# GIVEN INSTRUCTION
Each line of the material below that holds the word "document" needs to be copied.

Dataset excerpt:
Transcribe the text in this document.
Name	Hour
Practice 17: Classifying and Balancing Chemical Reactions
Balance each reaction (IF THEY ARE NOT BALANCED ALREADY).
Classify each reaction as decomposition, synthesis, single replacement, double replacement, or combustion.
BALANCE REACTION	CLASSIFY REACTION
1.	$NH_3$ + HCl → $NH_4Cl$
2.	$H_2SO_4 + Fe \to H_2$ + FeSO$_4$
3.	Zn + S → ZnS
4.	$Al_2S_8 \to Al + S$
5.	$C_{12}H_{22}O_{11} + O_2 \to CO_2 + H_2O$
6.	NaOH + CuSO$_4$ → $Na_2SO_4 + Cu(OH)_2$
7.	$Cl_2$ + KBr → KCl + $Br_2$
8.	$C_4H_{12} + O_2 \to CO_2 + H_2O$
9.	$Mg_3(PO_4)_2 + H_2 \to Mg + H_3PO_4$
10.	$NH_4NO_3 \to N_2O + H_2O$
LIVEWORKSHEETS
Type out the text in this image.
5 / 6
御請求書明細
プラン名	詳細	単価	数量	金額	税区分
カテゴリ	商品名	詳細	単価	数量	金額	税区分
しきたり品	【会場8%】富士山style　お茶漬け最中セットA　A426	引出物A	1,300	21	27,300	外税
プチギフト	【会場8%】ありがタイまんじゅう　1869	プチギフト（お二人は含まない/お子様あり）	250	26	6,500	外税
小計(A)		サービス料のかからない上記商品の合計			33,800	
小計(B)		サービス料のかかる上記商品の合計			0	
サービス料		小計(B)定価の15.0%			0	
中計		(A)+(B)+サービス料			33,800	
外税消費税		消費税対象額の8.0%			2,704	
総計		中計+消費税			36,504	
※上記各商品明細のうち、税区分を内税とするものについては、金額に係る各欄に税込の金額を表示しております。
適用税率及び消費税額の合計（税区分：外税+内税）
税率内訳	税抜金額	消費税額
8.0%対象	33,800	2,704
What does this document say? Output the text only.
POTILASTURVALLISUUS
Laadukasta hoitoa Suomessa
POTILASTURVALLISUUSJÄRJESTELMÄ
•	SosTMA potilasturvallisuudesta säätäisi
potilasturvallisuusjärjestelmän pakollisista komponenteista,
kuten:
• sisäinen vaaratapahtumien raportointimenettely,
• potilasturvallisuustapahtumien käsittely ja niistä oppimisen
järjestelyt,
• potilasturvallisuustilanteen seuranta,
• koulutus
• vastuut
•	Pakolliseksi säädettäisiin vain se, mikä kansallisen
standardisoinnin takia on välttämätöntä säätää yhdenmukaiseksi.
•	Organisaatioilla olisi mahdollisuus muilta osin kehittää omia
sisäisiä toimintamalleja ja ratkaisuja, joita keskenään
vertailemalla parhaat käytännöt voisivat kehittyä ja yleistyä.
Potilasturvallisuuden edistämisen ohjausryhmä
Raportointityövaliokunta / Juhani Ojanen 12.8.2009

# WORKED ANSWER
Transcribe the text in this document.
What does this document say? Output the text only.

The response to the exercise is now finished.